EXERCISE TASK » Go through the entries below and collect each line with the string "Price" in it.

:::::

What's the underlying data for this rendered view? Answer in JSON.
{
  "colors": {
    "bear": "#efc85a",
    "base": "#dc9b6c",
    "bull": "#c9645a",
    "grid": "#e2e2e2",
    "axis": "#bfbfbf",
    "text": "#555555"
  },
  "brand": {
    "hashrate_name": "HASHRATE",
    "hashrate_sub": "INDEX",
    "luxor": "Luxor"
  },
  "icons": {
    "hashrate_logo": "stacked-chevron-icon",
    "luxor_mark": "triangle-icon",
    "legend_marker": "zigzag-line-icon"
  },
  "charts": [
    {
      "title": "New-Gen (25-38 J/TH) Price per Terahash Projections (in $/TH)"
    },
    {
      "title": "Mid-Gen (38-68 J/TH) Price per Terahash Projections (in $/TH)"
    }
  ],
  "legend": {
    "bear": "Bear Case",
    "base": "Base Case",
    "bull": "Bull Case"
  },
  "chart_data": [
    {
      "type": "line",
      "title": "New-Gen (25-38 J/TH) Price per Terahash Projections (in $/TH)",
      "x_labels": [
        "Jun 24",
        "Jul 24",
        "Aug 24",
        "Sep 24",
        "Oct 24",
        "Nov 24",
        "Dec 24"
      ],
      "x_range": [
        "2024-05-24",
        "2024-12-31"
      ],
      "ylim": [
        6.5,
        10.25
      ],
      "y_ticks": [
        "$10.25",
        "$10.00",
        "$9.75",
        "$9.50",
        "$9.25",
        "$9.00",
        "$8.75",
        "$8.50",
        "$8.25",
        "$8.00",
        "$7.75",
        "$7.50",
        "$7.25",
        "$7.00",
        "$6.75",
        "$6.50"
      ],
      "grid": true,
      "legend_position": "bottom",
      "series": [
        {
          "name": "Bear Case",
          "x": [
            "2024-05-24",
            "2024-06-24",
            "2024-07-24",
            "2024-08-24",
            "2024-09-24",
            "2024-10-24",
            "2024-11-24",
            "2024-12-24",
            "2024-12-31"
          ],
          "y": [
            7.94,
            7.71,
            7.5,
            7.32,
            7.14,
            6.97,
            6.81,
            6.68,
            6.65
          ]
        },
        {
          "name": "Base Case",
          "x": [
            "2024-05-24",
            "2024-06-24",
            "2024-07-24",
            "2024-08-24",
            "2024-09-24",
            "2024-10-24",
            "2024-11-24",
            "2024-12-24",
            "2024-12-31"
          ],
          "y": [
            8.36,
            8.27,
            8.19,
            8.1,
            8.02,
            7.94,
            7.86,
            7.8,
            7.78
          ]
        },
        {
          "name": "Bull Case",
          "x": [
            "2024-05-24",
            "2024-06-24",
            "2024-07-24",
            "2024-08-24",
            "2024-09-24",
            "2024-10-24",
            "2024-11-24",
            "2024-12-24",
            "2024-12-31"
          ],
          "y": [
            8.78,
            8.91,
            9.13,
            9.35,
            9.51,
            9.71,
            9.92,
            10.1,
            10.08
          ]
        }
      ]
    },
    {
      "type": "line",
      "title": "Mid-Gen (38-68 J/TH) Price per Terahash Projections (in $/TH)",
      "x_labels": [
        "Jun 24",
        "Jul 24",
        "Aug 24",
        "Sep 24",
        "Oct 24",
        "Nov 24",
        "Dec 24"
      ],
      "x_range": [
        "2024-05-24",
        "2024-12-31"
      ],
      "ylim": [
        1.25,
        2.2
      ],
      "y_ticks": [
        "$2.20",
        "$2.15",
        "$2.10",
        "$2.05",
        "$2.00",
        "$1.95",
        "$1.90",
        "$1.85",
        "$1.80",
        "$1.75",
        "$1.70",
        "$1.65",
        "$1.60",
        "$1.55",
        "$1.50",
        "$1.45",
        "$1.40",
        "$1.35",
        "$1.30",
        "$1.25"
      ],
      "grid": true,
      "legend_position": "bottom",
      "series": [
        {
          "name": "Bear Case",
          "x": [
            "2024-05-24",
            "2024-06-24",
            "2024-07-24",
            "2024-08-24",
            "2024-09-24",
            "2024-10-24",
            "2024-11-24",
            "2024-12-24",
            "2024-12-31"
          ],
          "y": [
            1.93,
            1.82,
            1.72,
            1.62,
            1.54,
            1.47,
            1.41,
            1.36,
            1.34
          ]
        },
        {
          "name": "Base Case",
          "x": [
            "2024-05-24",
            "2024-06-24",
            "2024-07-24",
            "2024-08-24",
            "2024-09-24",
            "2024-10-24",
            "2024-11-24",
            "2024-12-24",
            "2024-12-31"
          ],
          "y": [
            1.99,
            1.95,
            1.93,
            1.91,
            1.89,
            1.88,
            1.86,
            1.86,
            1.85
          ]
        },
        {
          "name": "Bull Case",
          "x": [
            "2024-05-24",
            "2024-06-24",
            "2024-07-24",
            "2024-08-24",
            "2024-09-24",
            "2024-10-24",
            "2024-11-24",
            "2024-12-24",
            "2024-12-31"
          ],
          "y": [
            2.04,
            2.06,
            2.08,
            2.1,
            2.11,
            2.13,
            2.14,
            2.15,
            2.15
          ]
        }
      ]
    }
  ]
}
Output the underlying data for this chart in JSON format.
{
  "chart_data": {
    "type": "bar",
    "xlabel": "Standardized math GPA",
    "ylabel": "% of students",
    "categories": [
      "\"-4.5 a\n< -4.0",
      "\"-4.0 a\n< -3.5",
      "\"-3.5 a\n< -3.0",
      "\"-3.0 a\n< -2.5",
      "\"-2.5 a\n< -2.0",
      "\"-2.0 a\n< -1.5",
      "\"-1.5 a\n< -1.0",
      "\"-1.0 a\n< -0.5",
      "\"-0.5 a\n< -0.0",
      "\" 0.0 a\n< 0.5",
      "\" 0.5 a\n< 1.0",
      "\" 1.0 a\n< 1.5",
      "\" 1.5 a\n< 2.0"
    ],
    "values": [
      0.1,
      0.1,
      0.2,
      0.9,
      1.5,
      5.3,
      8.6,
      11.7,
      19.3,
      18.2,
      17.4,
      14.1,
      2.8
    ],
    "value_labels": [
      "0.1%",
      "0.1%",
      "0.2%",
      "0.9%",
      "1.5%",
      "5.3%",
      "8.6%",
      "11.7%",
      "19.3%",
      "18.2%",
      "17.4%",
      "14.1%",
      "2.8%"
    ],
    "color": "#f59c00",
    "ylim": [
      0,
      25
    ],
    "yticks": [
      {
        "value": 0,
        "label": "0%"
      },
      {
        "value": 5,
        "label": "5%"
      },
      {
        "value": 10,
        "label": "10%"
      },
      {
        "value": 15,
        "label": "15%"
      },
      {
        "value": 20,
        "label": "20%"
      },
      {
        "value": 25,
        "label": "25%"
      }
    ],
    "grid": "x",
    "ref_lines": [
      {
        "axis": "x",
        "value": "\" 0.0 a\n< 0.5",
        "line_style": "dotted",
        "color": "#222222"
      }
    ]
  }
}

:::::

OUTPUT OF THE TASK »
      "title": "New-Gen (25-38 J/TH) Price per Terahash Projections (in $/TH)"
      "title": "Mid-Gen (38-68 J/TH) Price per Terahash Projections (in $/TH)"
      "title": "New-Gen (25-38 J/TH) Price per Terahash Projections (in $/TH)",
      "title": "Mid-Gen (38-68 J/TH) Price per Terahash Projections (in $/TH)",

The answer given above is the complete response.